▶ **Extract provided**:
+++++
Sunday, January 14, 2007

Ed school nuttiness

One of the major travesties in education are the education schools. One of my recommendations for a new and improved NCLB law would be to declare an education major a disqualification for teaching. Prospective elementary teachers should be required to major in an academic subject. Education courses can be tagged on if they meet a set of criteria to be determined.

This radical solution I am proposing received a new impetus when I was looking around other education weblogs and came across this post at Right Wing Nation. The good prof unearthed samples of course offerings at an ed school in Indiana that are geared more to political indoctration in a particular ideology than to turning out effective, knowledgeable teachers. Theses examples could be replicated countless times at other ed schools.

Here is what ed majors can choose from:

E 305 Infusion of Technology (3 cr.) B One of the goals for the Democracy, Diversity, and Social Justice Program is to infuse the study, use, and teaching about technology throughout the entire program. Rather than being a tool that preservice teachers learn about, technology will be studied as a subject and a means to expand research opportunities, stimulate and enhance models of inquiry, and broaden teaching abilities.
What on earth does technology have to do with Democracy, Diversity, and Social Justice?

E 320 Envisioning, Exploring, and Creating Our Social Worlds Through Multiple Literacies in the Elementary School (9 cr.) B This interdisciplinary course explores the social studies as ways of knowing about our world; the language arts and language learning theory; aesthetics and the arts; and the multiple roles of the teacher as facilitator of learning, social researcher, and curriculum creator. A field experience is included.
Here we have another example of the corruption of language. Literacy is now literacies and can mean anything under the sky. How about concentrating on turning out fluent readers and writers who can put together coherent, articulate and error-free sentences and paragraphs?

E 322 Diversity and Social Justice I (3 cr.) B Students will develop curricula for social studies, language arts, aesthetics, and the arts that responds to multicultural and disability concerns. Curriculum planning and teaching strategies will attend to issues of student diversity in home and community contexts and school settings.

E 326 Diversity and Social Justice II (3 cr.) Students will develop curriculum for mathematics and science that responds to multicultural and disability concerns. Curriculum planning and teaching strategies will attend to issues of student diversity in home and community contexts and school settings.
In all this responding to multicultural and disability concerns the concern for what these students should know is lost. Are these multiculturals really from another planet that makes them unsuitable for a core, agreed-upon curriculum good for non-multiculturals?
+++++
▶ **Information provided**:

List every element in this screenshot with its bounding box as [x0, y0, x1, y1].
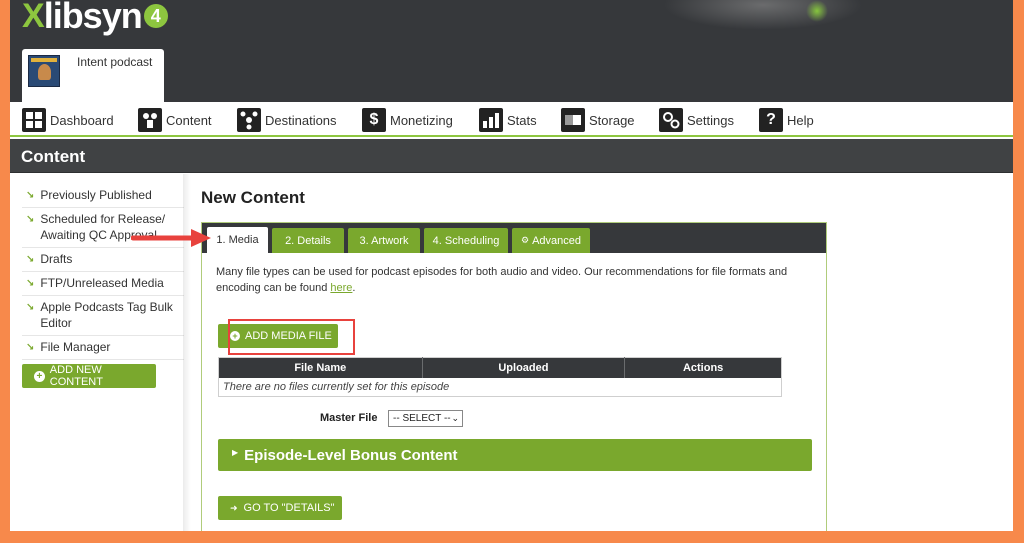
+++++
▶ **Tasks and exercises**:
• A. According to the blog post on education schools, what should prospective elementary teachers be required to major in?
• B. Extend the blog post on education schools, picking up right after its final question.

▶ **Answers below**:
• A. An academic subject.

• B.
E 324 Teaching Mathematics and Science for All Students (9 cr.) This course prepares prospective elementary school teachers to teach mathematics and science in an integrated, discovery-based environment. A major goal of this course is to promote student familiarity with the conceptual understanding and skills necessary for teaching in a manner that promotes the inclusion of all pupils. Constructivism, the History and Philosophy of Science, and Technology and Society comprise three strands that further the aim of democratic teaching as applied to mathematics and science.
I'll bet the "democratic" discovery-based environment excludes a lot of students who need special attention and explicit instruction.

10 comments:

Anonymous said...

"the multiple roles of the teacher as facilitator of learning, social researcher, and curriculum creator." But not "subject matter expert"

The ed. college nearest me requires applicants to their program to not only submit a vita but also an autobiography. The intrusion into one's personal life and mind begins before the first course is ever taken.

Anonymous said...

I spent a good chunk of my ten teaching years pushing back against fuzzy math.

I see that I may spend the next ten pushing back against "back to basics."

Teachers in the classroom don't have the luxury of being effective AND espousing extreme views.

So here it goes: it's important to have a content area major (esp for upper grades), but trying to teach without pedagogical training is very difficult. The ed schools push things too far, in some cases much too far, but moving to the opposite extreme is worse, banning them, is probably much worse.

Anonymous said...

"trying to teach without pedagogical training is very difficult."

You're making the understandable but mistaken assumption that ed schools provide pedagogical training. Did you see that study that came out a couple of months ago where the overwhelming majority of teachers said that ed school did not prepare them to teach in the classroom?

Ed schools have substituted political indoctrination for pedagogy (subject matter went out in the trash many years ago).

NYC Educator said...

I don't think pedagogical training is the problem. But nebulous courses in nothing aren't helpful either. I was not politically indoctrinated, by the way. I just listened to smiling professors talk about establishing "learning stations" in the back of the room, and starting little libraries for the kids. At the time, I didn't have either books or hope of getting them, ever.

Learning stations indeed.

The best training I ever got for being an effective teacher was one semester when I couldn't find a job anywhere and landed in a special ed. department, with kids who were the very worst I've ever seen.

I wasn't licensed or trained, and I wasn't very good at it either, but the price for anything less than constant vigilance was total chaos. If I were teaching an ed. course, I'd focus on achieving and maintaining classroom control, without which nothing whatsoever is possible.

My ed. professors could not control a group of teenagers if their lives depended on it. That's a difficult thing to do. While I agree that subject knowledge is vital, you have to be able to control the kids.

Not everyone can do that. And that course on "multiple literacies" is just not gonna be much help. I don't even know what that means, and it would not surprise me in the least to discover the professor doesn't either.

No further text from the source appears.